**GOAL**
Below are the records; pull every line that includes "округа".

Stored items:
◆ ◆ ◆ ◆ ◆

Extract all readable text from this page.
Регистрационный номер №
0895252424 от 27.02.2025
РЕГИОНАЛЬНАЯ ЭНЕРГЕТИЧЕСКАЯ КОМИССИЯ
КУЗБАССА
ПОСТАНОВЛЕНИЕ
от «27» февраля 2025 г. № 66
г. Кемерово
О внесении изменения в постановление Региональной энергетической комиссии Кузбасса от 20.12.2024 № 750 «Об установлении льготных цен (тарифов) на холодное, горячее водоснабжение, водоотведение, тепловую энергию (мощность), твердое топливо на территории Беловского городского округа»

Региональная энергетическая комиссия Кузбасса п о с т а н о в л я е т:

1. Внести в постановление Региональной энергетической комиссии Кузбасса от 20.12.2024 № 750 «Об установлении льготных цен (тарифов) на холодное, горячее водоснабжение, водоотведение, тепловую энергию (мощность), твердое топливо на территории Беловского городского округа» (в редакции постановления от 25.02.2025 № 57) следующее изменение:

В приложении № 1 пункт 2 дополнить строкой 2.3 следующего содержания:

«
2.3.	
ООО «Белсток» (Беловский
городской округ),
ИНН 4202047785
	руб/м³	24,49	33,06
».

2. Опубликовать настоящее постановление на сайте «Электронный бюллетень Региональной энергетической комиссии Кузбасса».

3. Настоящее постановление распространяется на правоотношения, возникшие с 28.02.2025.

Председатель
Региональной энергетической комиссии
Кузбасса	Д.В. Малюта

◆ ◆ ◆ ◆ ◆

**THE RESPONSE**
О внесении изменения в постановление Региональной энергетической комиссии Кузбасса от 20.12.2024 № 750 «Об установлении льготных цен (тарифов) на холодное, горячее водоснабжение, водоотведение, тепловую энергию (мощность), твердое топливо на территории Беловского городского округа»
1. Внести в постановление Региональной энергетической комиссии Кузбасса от 20.12.2024 № 750 «Об установлении льготных цен (тарифов) на холодное, горячее водоснабжение, водоотведение, тепловую энергию (мощность), твердое топливо на территории Беловского городского округа» (в редакции постановления от 25.02.2025 № 57) следующее изменение:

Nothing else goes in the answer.